(YOUR OBJECTIVE)
Repeat the records below exactly, leaving out every picture.

◇ ◇ ◇ ◇

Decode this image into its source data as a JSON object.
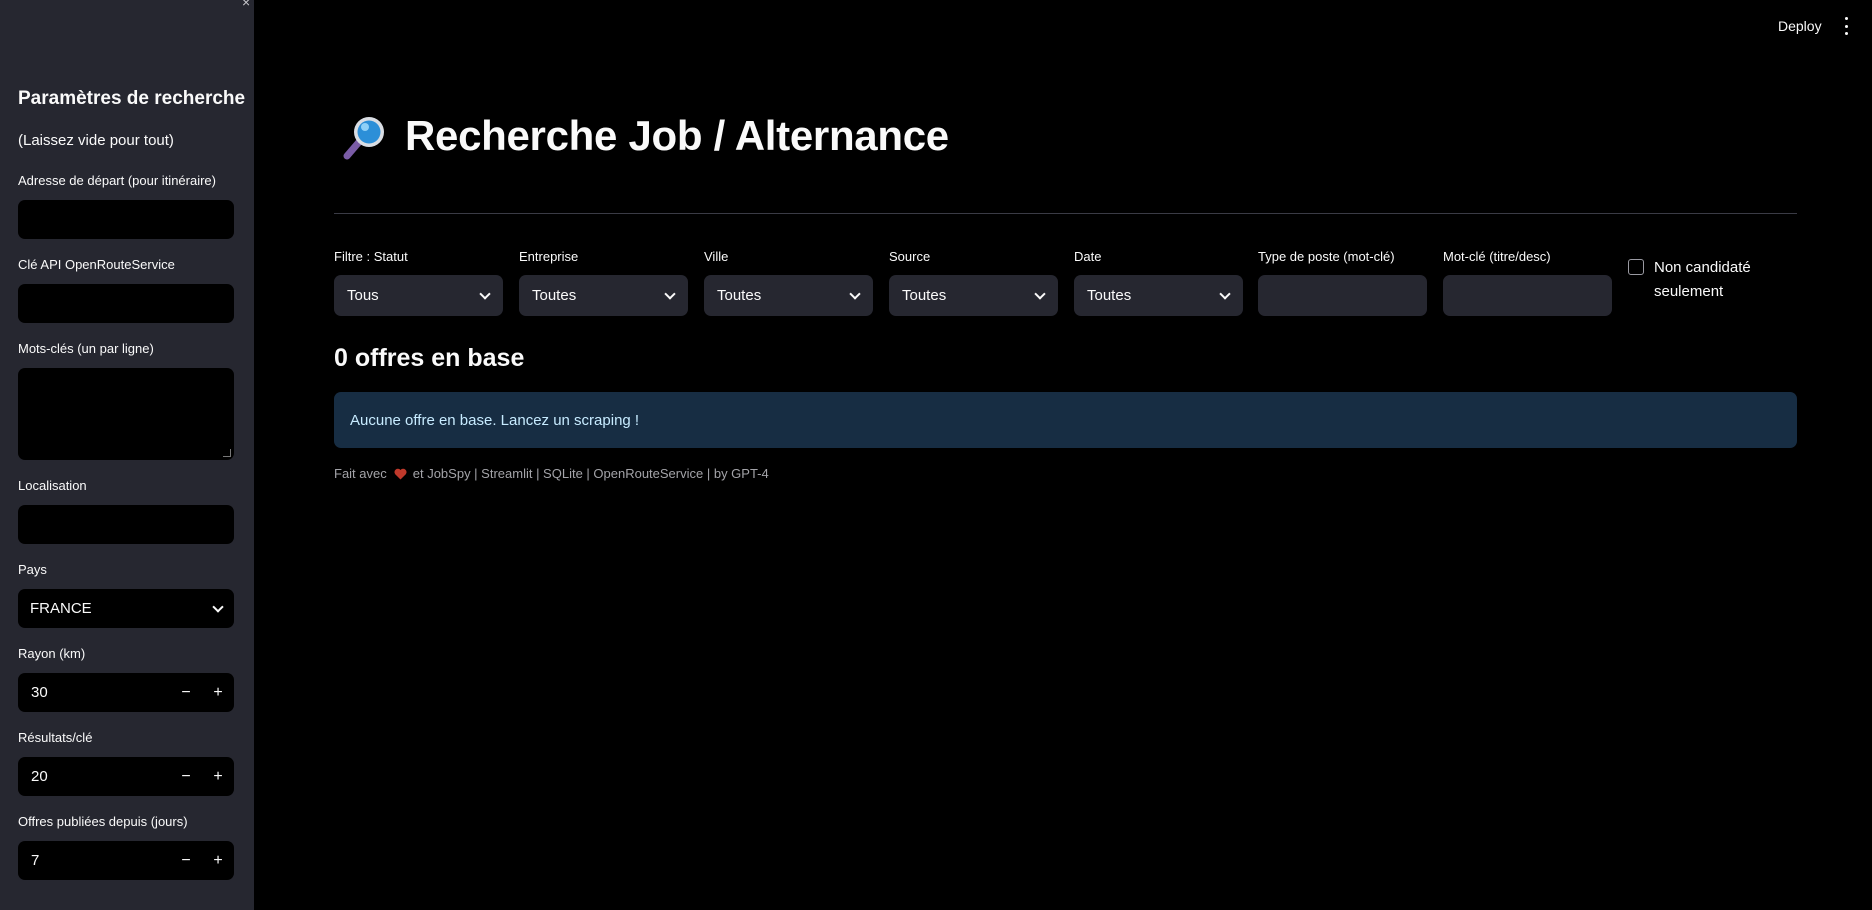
{
  "sidebar": {
    "close_icon": "×",
    "title": "Paramètres de recherche",
    "subtitle": "(Laissez vide pour tout)",
    "fields": {
      "address_label": "Adresse de départ (pour itinéraire)",
      "address_value": "",
      "api_label": "Clé API OpenRouteService",
      "api_value": "",
      "keywords_label": "Mots-clés (un par ligne)",
      "location_label": "Localisation",
      "location_value": "",
      "country_label": "Pays",
      "country_value": "FRANCE",
      "radius_label": "Rayon (km)",
      "radius_value": "30",
      "results_label": "Résultats/clé",
      "results_value": "20",
      "days_label": "Offres publiées depuis (jours)",
      "days_value": "7",
      "minus": "−",
      "plus": "+"
    }
  },
  "header": {
    "deploy_label": "Deploy",
    "menu_icon": "more-vertical-icon"
  },
  "main": {
    "title": "Recherche Job / Alternance",
    "title_icon": "magnifier-icon",
    "filters": [
      {
        "label": "Filtre : Statut",
        "value": "Tous"
      },
      {
        "label": "Entreprise",
        "value": "Toutes"
      },
      {
        "label": "Ville",
        "value": "Toutes"
      },
      {
        "label": "Source",
        "value": "Toutes"
      },
      {
        "label": "Date",
        "value": "Toutes"
      },
      {
        "label": "Type de poste (mot-clé)",
        "value": ""
      },
      {
        "label": "Mot-clé (titre/desc)",
        "value": ""
      }
    ],
    "checkbox_label": "Non candidaté seulement",
    "count_text": "0 offres en base",
    "info_text": "Aucune offre en base. Lancez un scraping !",
    "footer_before": "Fait avec",
    "footer_after": "et JobSpy | Streamlit | SQLite | OpenRouteService | by GPT-4"
  },
  "colors": {
    "background": "#000000",
    "sidebar": "#262730",
    "info_bg": "#172d43",
    "info_text": "#c7ebff",
    "heart": "#c0392b"
  }
}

◇ ◇ ◇ ◇

(TASK OUTPUT)
Decode this image into its source data as a JSON object.
{
  "sidebar": {
    "close_icon": "×",
    "title": "Paramètres de recherche",
    "subtitle": "(Laissez vide pour tout)",
    "fields": {
      "address_label": "Adresse de départ (pour itinéraire)",
      "address_value": "",
      "api_label": "Clé API OpenRouteService",
      "api_value": "",
      "keywords_label": "Mots-clés (un par ligne)",
      "location_label": "Localisation",
      "location_value": "",
      "country_label": "Pays",
      "country_value": "FRANCE",
      "radius_label": "Rayon (km)",
      "radius_value": "30",
      "results_label": "Résultats/clé",
      "results_value": "20",
      "days_label": "Offres publiées depuis (jours)",
      "days_value": "7",
      "minus": "−",
      "plus": "+"
    }
  },
  "header": {
    "deploy_label": "Deploy",
    "menu_icon": "more-vertical-icon"
  },
  "main": {
    "title": "Recherche Job / Alternance",
    "title_icon": "magnifier-icon",
    "filters": [
      {
        "label": "Filtre : Statut",
        "value": "Tous"
      },
      {
        "label": "Entreprise",
        "value": "Toutes"
      },
      {
        "label": "Ville",
        "value": "Toutes"
      },
      {
        "label": "Source",
        "value": "Toutes"
      },
      {
        "label": "Date",
        "value": "Toutes"
      },
      {
        "label": "Type de poste (mot-clé)",
        "value": ""
      },
      {
        "label": "Mot-clé (titre/desc)",
        "value": ""
      }
    ],
    "checkbox_label": "Non candidaté seulement",
    "count_text": "0 offres en base",
    "info_text": "Aucune offre en base. Lancez un scraping !",
    "footer_before": "Fait avec",
    "footer_after": "et JobSpy | Streamlit | SQLite | OpenRouteService | by GPT-4"
  },
  "colors": {
    "background": "#000000",
    "sidebar": "#262730",
    "info_bg": "#172d43",
    "info_text": "#c7ebff",
    "heart": "#c0392b"
  }
}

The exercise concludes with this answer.